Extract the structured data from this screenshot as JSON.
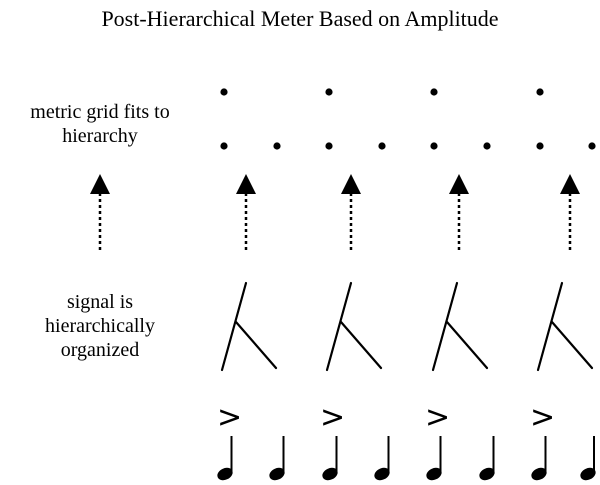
{
  "title": "Post-Hierarchical Meter Based on Amplitude",
  "labels": {
    "grid_line1": "metric grid fits to",
    "grid_line2": "hierarchy",
    "signal_line1": "signal is",
    "signal_line2": "hierarchically",
    "signal_line3": "organized"
  },
  "accent_symbol": ">",
  "measures": 4,
  "notes_per_measure": 2,
  "grid_levels": {
    "upper": "one dot per measure (strong beat)",
    "lower": "one dot per note"
  },
  "colors": {
    "ink": "#000000",
    "background": "#ffffff"
  }
}
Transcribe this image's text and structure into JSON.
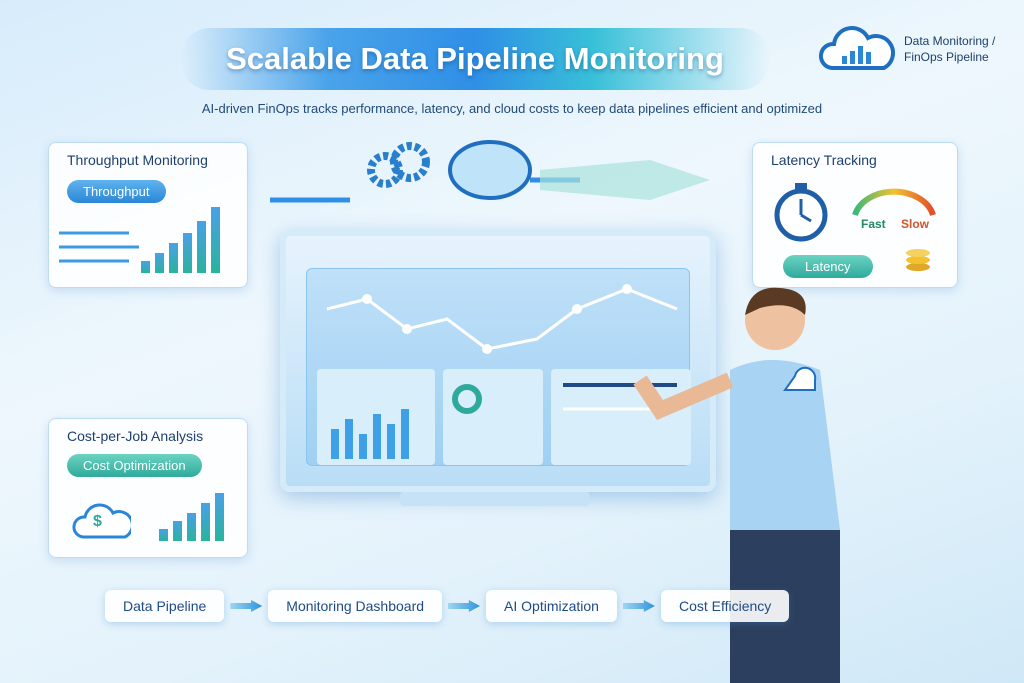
{
  "header": {
    "title": "Scalable Data Pipeline Monitoring",
    "subtitle": "AI-driven FinOps tracks performance, latency, and cloud costs to keep data pipelines efficient and optimized",
    "logo_line1": "Data Monitoring /",
    "logo_line2": "FinOps Pipeline"
  },
  "panels": {
    "throughput": {
      "title": "Throughput Monitoring",
      "pill": "Throughput"
    },
    "latency": {
      "title": "Latency Tracking",
      "fast": "Fast",
      "slow": "Slow",
      "pill": "Latency"
    },
    "cost": {
      "title": "Cost-per-Job Analysis",
      "pill": "Cost Optimization",
      "currency": "$"
    }
  },
  "flow": [
    "Data Pipeline",
    "Monitoring Dashboard",
    "AI Optimization",
    "Cost Efficiency"
  ],
  "colors": {
    "accent": "#2f8fe6",
    "teal": "#2eaa9c",
    "text": "#1f4a86"
  }
}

--------------------

Exercise objective >> Quote the records above in full, dropping each picture.

Task answer >>
Extract the structured data from this screenshot as JSON.
{
  "title": "Post-Hierarchical Meter Based on Amplitude",
  "labels": {
    "grid_line1": "metric grid fits to",
    "grid_line2": "hierarchy",
    "signal_line1": "signal is",
    "signal_line2": "hierarchically",
    "signal_line3": "organized"
  },
  "accent_symbol": ">",
  "measures": 4,
  "notes_per_measure": 2,
  "grid_levels": {
    "upper": "one dot per measure (strong beat)",
    "lower": "one dot per note"
  },
  "colors": {
    "ink": "#000000",
    "background": "#ffffff"
  }
}
Transcribe this image's text and structure into JSON.
{
  "header": {
    "title": "Scalable Data Pipeline Monitoring",
    "subtitle": "AI-driven FinOps tracks performance, latency, and cloud costs to keep data pipelines efficient and optimized",
    "logo_line1": "Data Monitoring /",
    "logo_line2": "FinOps Pipeline"
  },
  "panels": {
    "throughput": {
      "title": "Throughput Monitoring",
      "pill": "Throughput"
    },
    "latency": {
      "title": "Latency Tracking",
      "fast": "Fast",
      "slow": "Slow",
      "pill": "Latency"
    },
    "cost": {
      "title": "Cost-per-Job Analysis",
      "pill": "Cost Optimization",
      "currency": "$"
    }
  },
  "flow": [
    "Data Pipeline",
    "Monitoring Dashboard",
    "AI Optimization",
    "Cost Efficiency"
  ],
  "colors": {
    "accent": "#2f8fe6",
    "teal": "#2eaa9c",
    "text": "#1f4a86"
  }
}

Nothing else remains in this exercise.